§ Listed records
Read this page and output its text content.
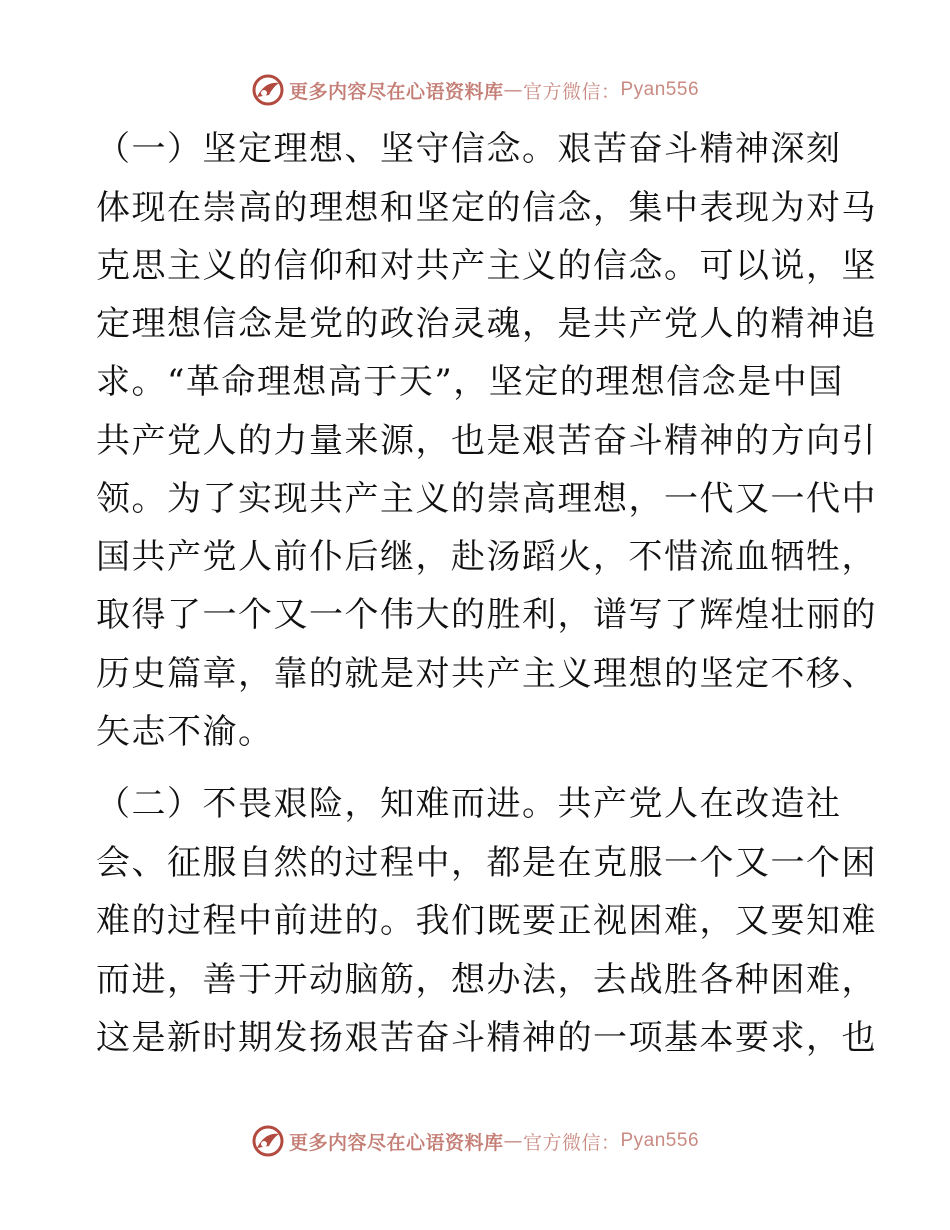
更多内容尽在心语资料库 — 官方微信： Pyan556
（一）坚定理想、坚守信念。艰苦奋斗精神深刻
体现在崇高的理想和坚定的信念，集中表现为对马
克思主义的信仰和对共产主义的信念。可以说，坚
定理想信念是党的政治灵魂，是共产党人的精神追
求。“革命理想高于天”，坚定的理想信念是中国
共产党人的力量来源，也是艰苦奋斗精神的方向引
领。为了实现共产主义的崇高理想，一代又一代中
国共产党人前仆后继，赴汤蹈火，不惜流血牺牲，
取得了一个又一个伟大的胜利，谱写了辉煌壮丽的
历史篇章，靠的就是对共产主义理想的坚定不移、
矢志不渝。
（二）不畏艰险，知难而进。共产党人在改造社
会、征服自然的过程中，都是在克服一个又一个困
难的过程中前进的。我们既要正视困难，又要知难
而进，善于开动脑筋，想办法，去战胜各种困难，
这是新时期发扬艰苦奋斗精神的一项基本要求，也
更多内容尽在心语资料库 — 官方微信： Pyan556
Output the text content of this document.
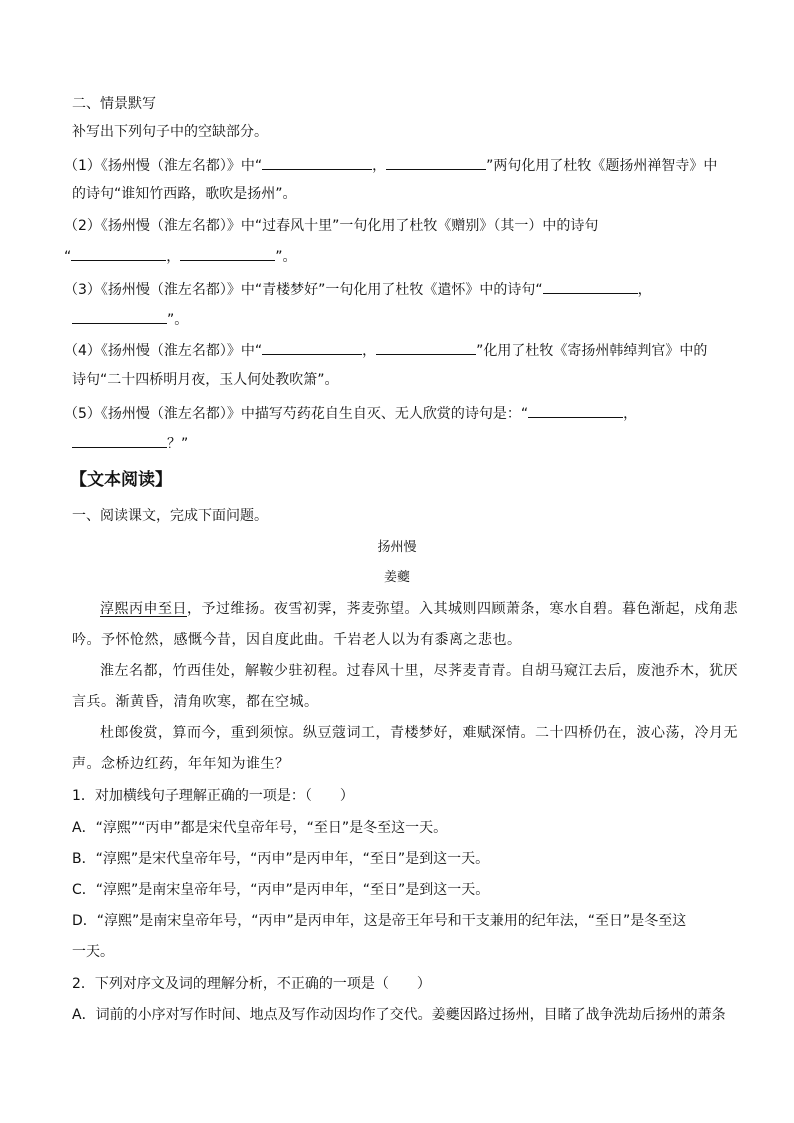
二、情景默写
补写出下列句子中的空缺部分。
（1）《扬州慢（淮左名都）》中“	，	”两句化用了杜牧《题扬州禅智寺》中
的诗句“谁知竹西路，歌吹是扬州”。
（2）《扬州慢（淮左名都）》中“过春风十里”一句化用了杜牧《赠别》（其一）中的诗句
“	，	”。
（3）《扬州慢（淮左名都）》中“青楼梦好”一句化用了杜牧《遣怀》中的诗句“	，
”。
（4）《扬州慢（淮左名都）》中“	，	”化用了杜牧《寄扬州韩绰判官》中的
诗句“二十四桥明月夜，玉人何处教吹箫”。
（5）《扬州慢（淮左名都）》中描写芍药花自生自灭、无人欣赏的诗句是：“	，
？”
【文本阅读】
一、阅读课文，完成下面问题。
扬州慢
姜夔
淳熙丙申至日，予过维扬。夜雪初霁，荠麦弥望。入其城则四顾萧条，寒水自碧。暮色渐起，戍角悲
吟。予怀怆然，感慨今昔，因自度此曲。千岩老人以为有黍离之悲也。
淮左名都，竹西佳处，解鞍少驻初程。过春风十里，尽荠麦青青。自胡马窥江去后，废池乔木，犹厌
言兵。渐黄昏，清角吹寒，都在空城。
杜郎俊赏，算而今，重到须惊。纵豆蔻词工，青楼梦好，难赋深情。二十四桥仍在，波心荡，冷月无
声。念桥边红药，年年知为谁生？
1．对加横线句子理解正确的一项是：（　　）
A．“淳熙”“丙申”都是宋代皇帝年号，“至日”是冬至这一天。
B．“淳熙”是宋代皇帝年号，“丙申”是丙申年，“至日”是到这一天。
C．“淳熙”是南宋皇帝年号，“丙申”是丙申年，“至日”是到这一天。
D．“淳熙”是南宋皇帝年号，“丙申”是丙申年，这是帝王年号和干支兼用的纪年法，“至日”是冬至这
一天。
2．下列对序文及词的理解分析，不正确的一项是（　　）
A．词前的小序对写作时间、地点及写作动因均作了交代。姜夔因路过扬州，目睹了战争洗劫后扬州的萧条
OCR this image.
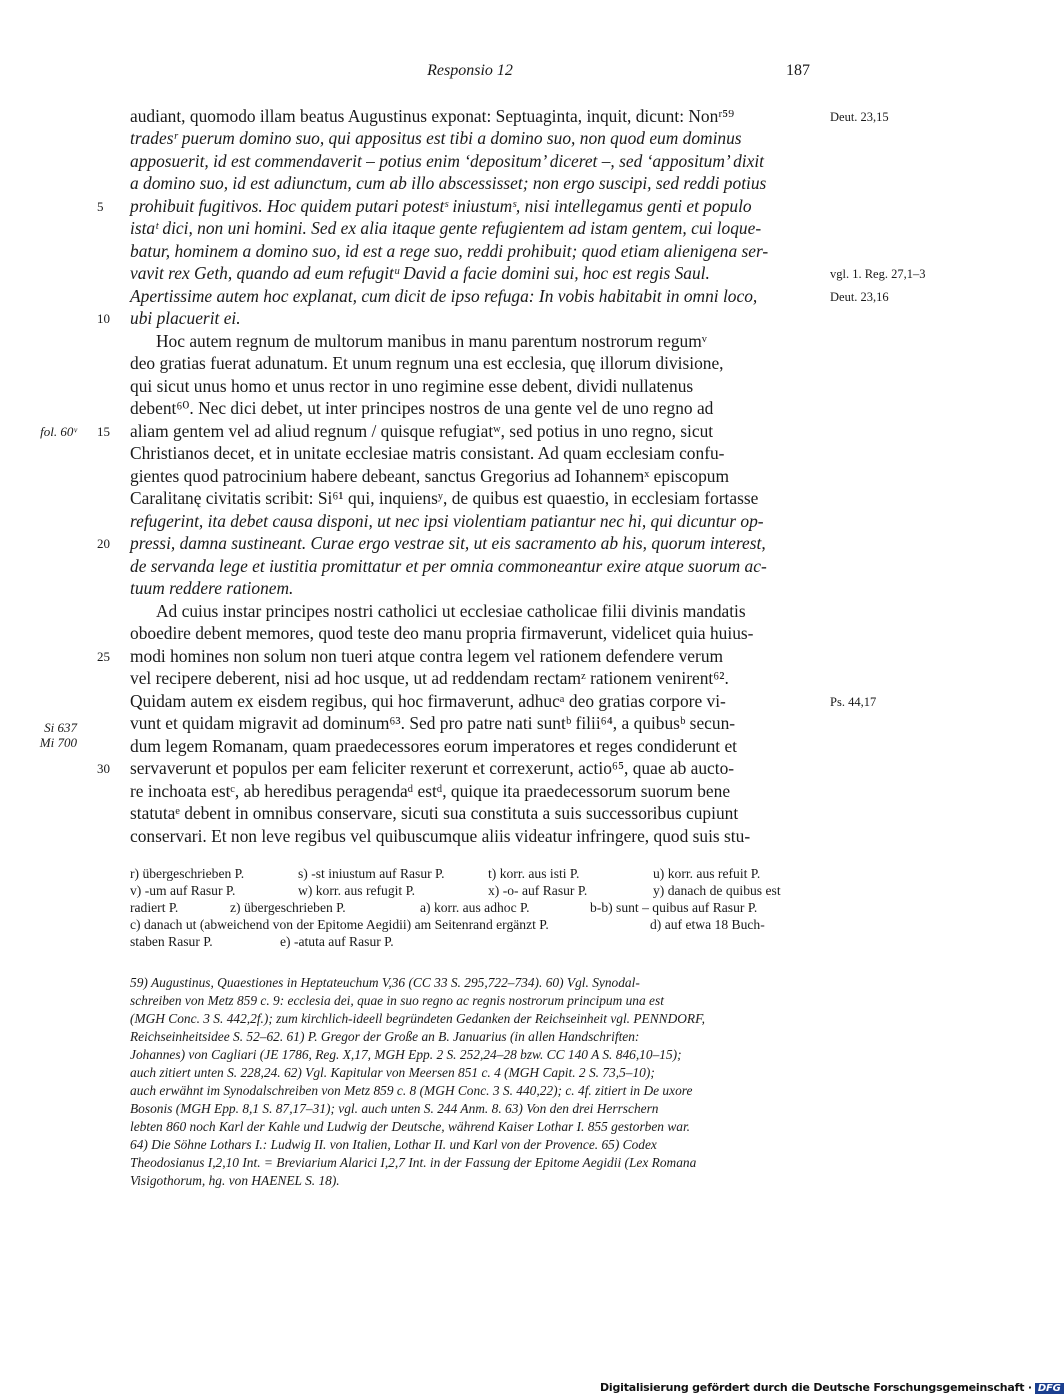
Responsio 12	187
audiant, quomodo illam beatus Augustinus exponat: Septuaginta, inquit, dicunt: Nonʳ⁵⁹
tradesʳ puerum domino suo, qui appositus est tibi a domino suo, non quod eum dominus
apposuerit, id est commendaverit – potius enim ‘depositum’ diceret –, sed ‘appositum’ dixit
a domino suo, id est adiunctum, cum ab illo abscessisset; non ergo suscipi, sed reddi potius
prohibuit fugitivos. Hoc quidem putari potestˢ iniustumˢ, nisi intellegamus genti et populo
istaᵗ dici, non uni homini. Sed ex alia itaque gente refugientem ad istam gentem, cui loque-
batur, hominem a domino suo, id est a rege suo, reddi prohibuit; quod etiam alienigena ser-
vavit rex Geth, quando ad eum refugitᵘ David a facie domini sui, hoc est regis Saul.
Apertissime autem hoc explanat, cum dicit de ipso refuga: In vobis habitabit in omni loco,
ubi placuerit ei.
Hoc autem regnum de multorum manibus in manu parentum nostrorum regumᵛ
deo gratias fuerat adunatum. Et unum regnum una est ecclesia, quę illorum divisione,
qui sicut unus homo et unus rector in uno regimine esse debent, dividi nullatenus
debent⁶⁰. Nec dici debet, ut inter principes nostros de una gente vel de uno regno ad
aliam gentem vel ad aliud regnum / quisque refugiatʷ, sed potius in uno regno, sicut
Christianos decet, et in unitate ecclesiae matris consistant. Ad quam ecclesiam confu-
gientes quod patrocinium habere debeant, sanctus Gregorius ad Iohannemˣ episcopum
Caralitanę civitatis scribit: Si⁶¹ qui, inquiensʸ, de quibus est quaestio, in ecclesiam fortasse
refugerint, ita debet causa disponi, ut nec ipsi violentiam patiantur nec hi, qui dicuntur op-
pressi, damna sustineant. Curae ergo vestrae sit, ut eis sacramento ab his, quorum interest,
de servanda lege et iustitia promittatur et per omnia commoneantur exire atque suorum ac-
tuum reddere rationem.
Ad cuius instar principes nostri catholici ut ecclesiae catholicae filii divinis mandatis
oboedire debent memores, quod teste deo manu propria firmaverunt, videlicet quia huius-
modi homines non solum non tueri atque contra legem vel rationem defendere verum
vel recipere deberent, nisi ad hoc usque, ut ad reddendam rectamᶻ rationem venirent⁶².
Quidam autem ex eisdem regibus, qui hoc firmaverunt, adhucᵃ deo gratias corpore vi-
vunt et quidam migravit ad dominum⁶³. Sed pro patre nati suntᵇ filii⁶⁴, a quibusᵇ secun-
dum legem Romanam, quam praedecessores eorum imperatores et reges condiderunt et
servaverunt et populos per eam feliciter rexerunt et correxerunt, actio⁶⁵, quae ab aucto-
re inchoata estᶜ, ab heredibus peragendaᵈ estᵈ, quique ita praedecessorum suorum bene
statutaᵉ debent in omnibus conservare, sicuti sua constituta a suis successoribus cupiunt
conservari. Et non leve regibus vel quibuscumque aliis videatur infringere, quod suis stu-
5
10
15
20
25
30
fol. 60ᵛ
Si 637
Mi 700
Deut. 23,15
vgl. 1. Reg. 27,1–3
Deut. 23,16
Ps. 44,17
r) übergeschrieben P.	s) -st iniustum auf Rasur P.	t) korr. aus isti P.	u) korr. aus refuit P.
v) -um auf Rasur P.	w) korr. aus refugit P.	x) -o- auf Rasur P.	y) danach de quibus est
radiert P.	z) übergeschrieben P.	a) korr. aus adhoc P.	b-b) sunt – quibus auf Rasur P.
c) danach ut (abweichend von der Epitome Aegidii) am Seitenrand ergänzt P.	d) auf etwa 18 Buch-
staben Rasur P.	e) -atuta auf Rasur P.
59) Augustinus, Quaestiones in Heptateuchum V,36 (CC 33 S. 295,722–734). 60) Vgl. Synodal-
schreiben von Metz 859 c. 9: ecclesia dei, quae in suo regno ac regnis nostrorum principum una est
(MGH Conc. 3 S. 442,2f.); zum kirchlich-ideell begründeten Gedanken der Reichseinheit vgl. PENNDORF,
Reichseinheitsidee S. 52–62. 61) P. Gregor der Große an B. Januarius (in allen Handschriften:
Johannes) von Cagliari (JE 1786, Reg. X,17, MGH Epp. 2 S. 252,24–28 bzw. CC 140 A S. 846,10–15);
auch zitiert unten S. 228,24. 62) Vgl. Kapitular von Meersen 851 c. 4 (MGH Capit. 2 S. 73,5–10);
auch erwähnt im Synodalschreiben von Metz 859 c. 8 (MGH Conc. 3 S. 440,22); c. 4f. zitiert in De uxore
Bosonis (MGH Epp. 8,1 S. 87,17–31); vgl. auch unten S. 244 Anm. 8. 63) Von den drei Herrschern
lebten 860 noch Karl der Kahle und Ludwig der Deutsche, während Kaiser Lothar I. 855 gestorben war.
64) Die Söhne Lothars I.: Ludwig II. von Italien, Lothar II. und Karl von der Provence. 65) Codex
Theodosianus I,2,10 Int. = Breviarium Alarici I,2,7 Int. in der Fassung der Epitome Aegidii (Lex Romana
Visigothorum, hg. von HAENEL S. 18).
Digitalisierung gefördert durch die Deutsche Forschungsgemeinschaft · DFG
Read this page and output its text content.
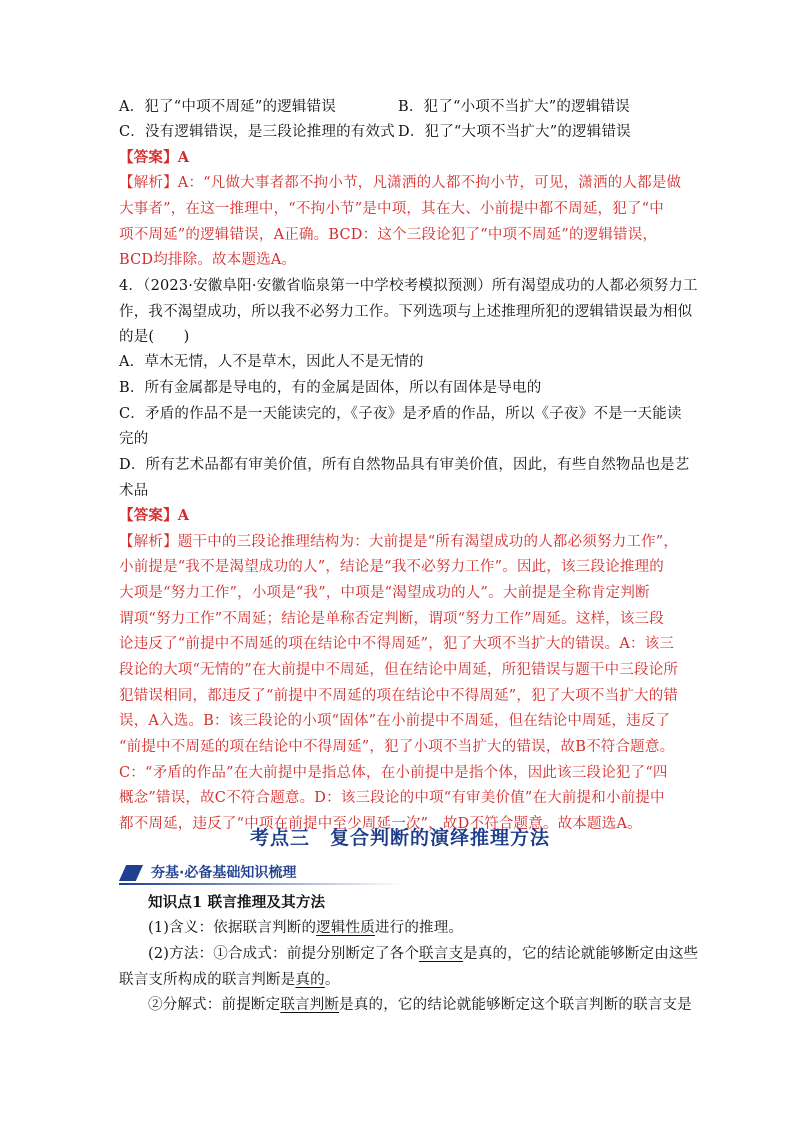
A．犯了“中项不周延”的逻辑错误	B．犯了“小项不当扩大”的逻辑错误
C．没有逻辑错误，是三段论推理的有效式 D．犯了“大项不当扩大”的逻辑错误
【答案】A
【解析】A：“凡做大事者都不拘小节，凡潇洒的人都不拘小节，可见，潇洒的人都是做
大事者”，在这一推理中，“不拘小节”是中项，其在大、小前提中都不周延，犯了“中
项不周延”的逻辑错误，A正确。BCD：这个三段论犯了“中项不周延”的逻辑错误，
BCD均排除。故本题选A。
4．（2023·安徽阜阳·安徽省临泉第一中学校考模拟预测）所有渴望成功的人都必须努力工
作，我不渴望成功，所以我不必努力工作。下列选项与上述推理所犯的逻辑错误最为相似
的是(　　)
A．草木无情，人不是草木，因此人不是无情的
B．所有金属都是导电的，有的金属是固体，所以有固体是导电的
C．矛盾的作品不是一天能读完的，《子夜》是矛盾的作品，所以《子夜》不是一天能读
完的
D．所有艺术品都有审美价值，所有自然物品具有审美价值，因此，有些自然物品也是艺
术品
【答案】A
【解析】题干中的三段论推理结构为：大前提是“所有渴望成功的人都必须努力工作”，
小前提是“我不是渴望成功的人”，结论是“我不必努力工作”。因此，该三段论推理的
大项是“努力工作”，小项是“我”，中项是“渴望成功的人”。大前提是全称肯定判断
谓项“努力工作”不周延；结论是单称否定判断，谓项“努力工作”周延。这样，该三段
论违反了“前提中不周延的项在结论中不得周延”，犯了大项不当扩大的错误。A：该三
段论的大项“无情的”在大前提中不周延，但在结论中周延，所犯错误与题干中三段论所
犯错误相同，都违反了“前提中不周延的项在结论中不得周延”，犯了大项不当扩大的错
误，A入选。B：该三段论的小项“固体”在小前提中不周延，但在结论中周延，违反了
“前提中不周延的项在结论中不得周延”，犯了小项不当扩大的错误，故B不符合题意。
C：“矛盾的作品”在大前提中是指总体，在小前提中是指个体，因此该三段论犯了“四
概念”错误，故C不符合题意。D：该三段论的中项“有审美价值”在大前提和小前提中
都不周延，违反了“中项在前提中至少周延一次”，故D不符合题意。故本题选A。
考点三　复合判断的演绎推理方法
夯基·必备基础知识梳理
知识点1 联言推理及其方法
(1)含义：依据联言判断的逻辑性质进行的推理。
(2)方法：①合成式：前提分别断定了各个联言支是真的，它的结论就能够断定由这些
联言支所构成的联言判断是真的。
②分解式：前提断定联言判断是真的，它的结论就能够断定这个联言判断的联言支是
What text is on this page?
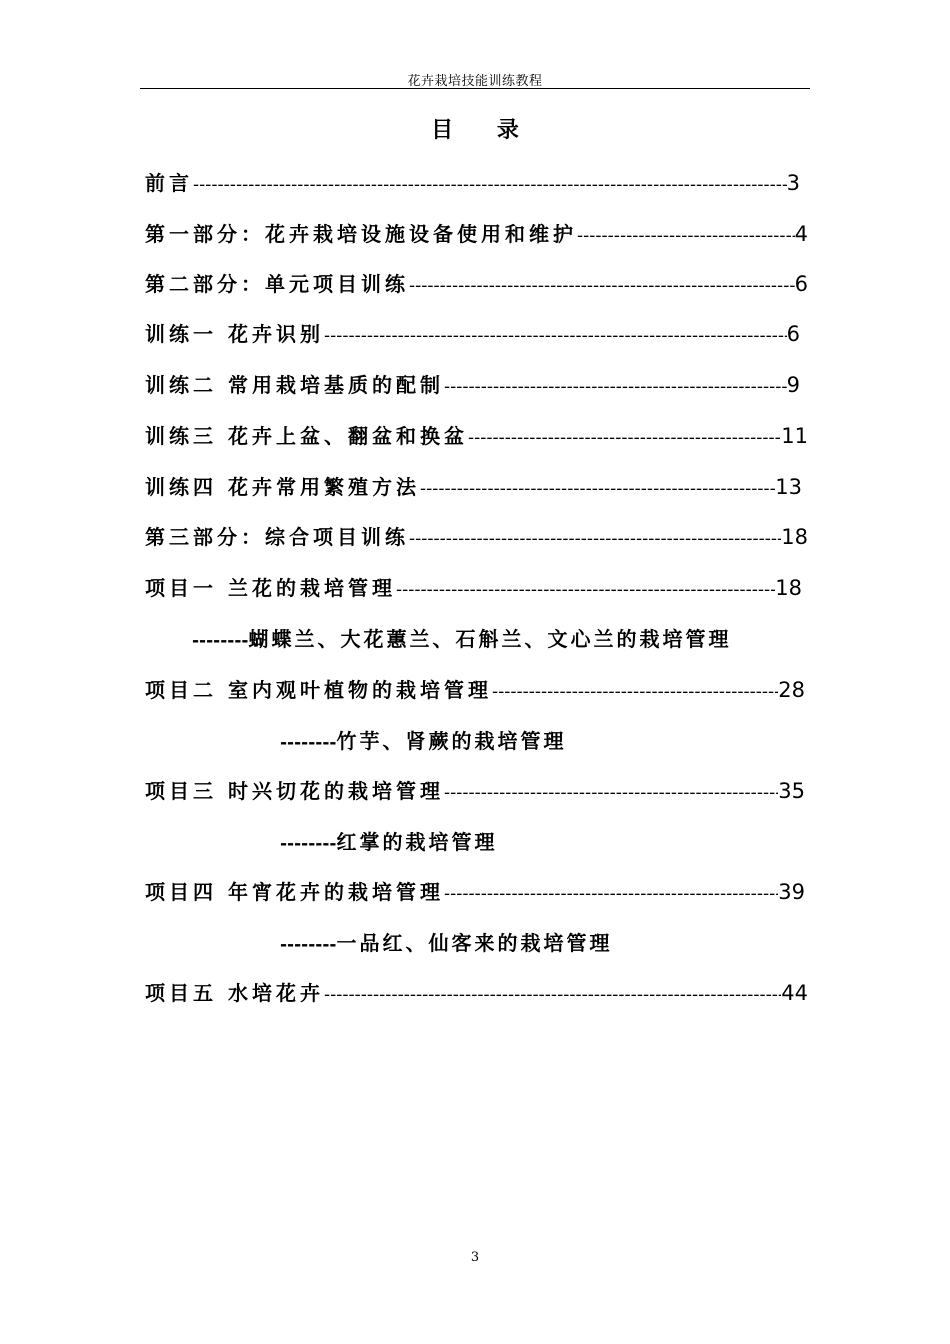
花卉栽培技能训练教程
目 录
前言 -----	3
第一部分：花卉栽培设施设备使用和维护 -----	4
第二部分：单元项目训练 -----	6
训练一 花卉识别 -----	6
训练二 常用栽培基质的配制 -----	9
训练三 花卉上盆、翻盆和换盆 -----	11
训练四 花卉常用繁殖方法 -----	13
第三部分：综合项目训练 -----	18
项目一 兰花的栽培管理 -----	18
--------蝴蝶兰、大花蕙兰、石斛兰、文心兰的栽培管理
项目二 室内观叶植物的栽培管理 -----	28
--------竹芋、肾蕨的栽培管理
项目三 时兴切花的栽培管理 -----	35
--------红掌的栽培管理
项目四 年宵花卉的栽培管理 -----	39
--------一品红、仙客来的栽培管理
项目五 水培花卉 -----	44
3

§ What the task asks
Extract every line above containing the word "过春风十里".

§ Written solution
（2）《扬州慢（淮左名都）》中“过春风十里”一句化用了杜牧《赠别》（其一）中的诗句
淮左名都，竹西佳处，解鞍少驻初程。过春风十里，尽荠麦青青。自胡马窥江去后，废池乔木，犹厌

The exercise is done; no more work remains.